:: Tasks ::
#1 Answer these from the SAR hints below:
(a) On which cylinder and track does SAR reside on a volume?
(b) Up to how many console addresses can SAR be customized with?
(c) What does SAR normally do with each input tape once it completes the restore?
#2 Turn the paragraph beginning "If you are reading this, your system is down" in the SAR hints below into a short bulleted list that keeps its main facts.
#3 Carry on the SAR hints below, picking up after their last sentence.

:: Text ::
SAR Hints and Recommendations
IPL from DASD
We recommend that copies of SAR be put onto DASD. The SAR IPL records can be loaded onto DASD by the FDRSARLR program. SAR resides on the volume label track, cylinder 0 track 0, and does not take any space that could be allocated to data sets. We recommend putting copies of SAR onto several volumes on different control units. Critical time can be lost when SAR is needed and the tape cannot be found, or the only copy is locked in the system programmer's desk. Of course, keep a visible list of the volumes on which SAR has been loaded near the console.
While tape always works, you have to find the tape first!
Customizing SAR
You can use the FDRSARLR program to customize SAR for your installation (or for your disaster recovery site). The options that are displayed on the SAR menu are clear and can be overridden at run time, so they usually do not need to be customized, but it may save time to set some options to the commonly used values.
However, it is often useful to customize SAR with the console device type and console address (or addresses, up to 5). Why? If the console address is not specified in advance by FDRSARLR, SAR waits for a unit to present an ATTENTION interrupt (which is generated by a console when the ENTER or REQUEST key is pressed). SAR then issues CCWs for various types of consoles to see if this device responds to one of them. However, if you have terminals which are attached to your CPU via local non-SNA control units, anxious users pressing ENTER may receive the SAR menu instead of you. If you customize SAR with the addresses of the consoles you normally use, SAR tests them immediately without waiting for an ATTENTION.
If you are reading this, your system is down, and you do not get the SAR menu after IPLing SAR, you probably have terminals or other devices that are presenting ATTENTION. You may have to reset and/or disable the control units of those devices via switches on their control panels before retrying SAR. You may also need to disable or reset other communication controllers (such as 3745s) and channel-to-channel adapters (CTCs) as these may also generate ATTENTION.
Retain tape between restores
High-capacity tape drives can hold the backups of many DASD volumes. Almost all installations stack multiple backups on tape to get the best utilization from their tape cartridges; ABR backups are automatically stacked on tape.
Normally SAR rewinds and unloads each input tape when it completes the restore.
If you are restoring from a backup tape containing multiple backups, and plan to restore another backup on the same tape, you can specify that SAR should NOT unload the tape at the end of the restore, by:
Create a portable copy of SAR after electronic install
With electronic installs, a “physical” tape does not exist. To create a “physical” tape with an IPLable version of SAR on it, refer to the Load SAR to Tape from ICL Library Example section.

:: Data ::
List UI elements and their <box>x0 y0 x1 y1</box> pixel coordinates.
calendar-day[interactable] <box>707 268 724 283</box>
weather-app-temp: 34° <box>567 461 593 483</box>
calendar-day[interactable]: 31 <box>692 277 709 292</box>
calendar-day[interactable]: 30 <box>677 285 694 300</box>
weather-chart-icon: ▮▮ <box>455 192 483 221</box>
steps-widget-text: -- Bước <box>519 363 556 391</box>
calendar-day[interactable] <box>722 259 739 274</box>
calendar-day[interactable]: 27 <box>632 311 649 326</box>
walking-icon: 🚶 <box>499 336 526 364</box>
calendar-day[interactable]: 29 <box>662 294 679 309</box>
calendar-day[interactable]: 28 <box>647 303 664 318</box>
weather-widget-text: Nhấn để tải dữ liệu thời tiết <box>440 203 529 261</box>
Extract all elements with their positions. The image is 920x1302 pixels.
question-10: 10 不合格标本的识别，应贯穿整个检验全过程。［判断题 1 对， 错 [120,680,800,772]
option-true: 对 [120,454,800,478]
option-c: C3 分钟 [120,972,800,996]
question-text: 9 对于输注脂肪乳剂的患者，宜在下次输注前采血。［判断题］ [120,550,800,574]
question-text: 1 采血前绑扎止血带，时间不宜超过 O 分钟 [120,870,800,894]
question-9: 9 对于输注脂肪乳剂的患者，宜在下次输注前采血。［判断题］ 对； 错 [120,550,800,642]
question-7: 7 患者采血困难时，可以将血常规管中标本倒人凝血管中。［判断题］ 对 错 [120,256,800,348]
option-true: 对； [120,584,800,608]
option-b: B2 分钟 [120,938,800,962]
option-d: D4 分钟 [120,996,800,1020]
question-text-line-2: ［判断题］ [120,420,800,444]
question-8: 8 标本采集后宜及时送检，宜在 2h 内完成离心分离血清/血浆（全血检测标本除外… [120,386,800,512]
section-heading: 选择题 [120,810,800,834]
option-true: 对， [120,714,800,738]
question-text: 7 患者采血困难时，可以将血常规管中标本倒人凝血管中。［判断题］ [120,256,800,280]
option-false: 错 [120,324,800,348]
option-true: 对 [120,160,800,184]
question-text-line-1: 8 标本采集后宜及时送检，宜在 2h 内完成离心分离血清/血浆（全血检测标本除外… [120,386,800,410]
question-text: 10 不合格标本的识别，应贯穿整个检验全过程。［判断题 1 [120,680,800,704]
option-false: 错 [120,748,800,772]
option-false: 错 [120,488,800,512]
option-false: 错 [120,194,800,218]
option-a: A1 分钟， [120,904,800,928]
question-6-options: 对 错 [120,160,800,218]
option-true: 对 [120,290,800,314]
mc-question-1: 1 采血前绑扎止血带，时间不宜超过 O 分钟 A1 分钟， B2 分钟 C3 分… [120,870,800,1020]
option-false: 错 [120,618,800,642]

:: Final answers ::
#1
(a) Cylinder 0, track 0, the volume label track.
(b) Up to 5.
(c) It rewinds and unloads the tape.

#2
- If your system is down and the SAR menu doesn't appear after IPLing SAR, terminals or other devices are probably presenting ATTENTION.
- Before retrying SAR, you may need to reset and/or disable those devices' control units using the switches on their control panels.
- You may also need to disable or reset other communication controllers, such as 3745s, and channel-to-channel adapters (CTCs), since these can also generate ATTENTION.

#3
ABR backup tapes
SAR supports restores from any file on an ABR full-volume backup. To be prepared to run SAR to restore ABR backups, you should run a weekly FDRABRP “PRINT CATLG” report, that shows the tapes volumes and file numbers for the full-volume backups of every DASD volume. These hard copy reports should be readily available to the Operations staff so that the proper tapes can be fetched and mounted. If you need to run SAR and the PRINT CATLG report is not available, you can also get the same information from the FDR305 messages in the listing of the last FDRABR job that created the full-volume backups required (but only if the printout is available in hard copy).
You must specify the file number as “fff” (specify all 3 digits) in the SAR option:
INPUT TAPE UNIT=uuu,fff
The number that you specify is the FILE value from the PRINT CATLG or FDR305 message, as shown below. This is the logical file sequence number (relative to the first volume in a multi-file, multi-volume tape aggregate); it may not be the physical file number on the current tape. SAR matches the “fff” value against the header labels of the tape mounted until that file is found.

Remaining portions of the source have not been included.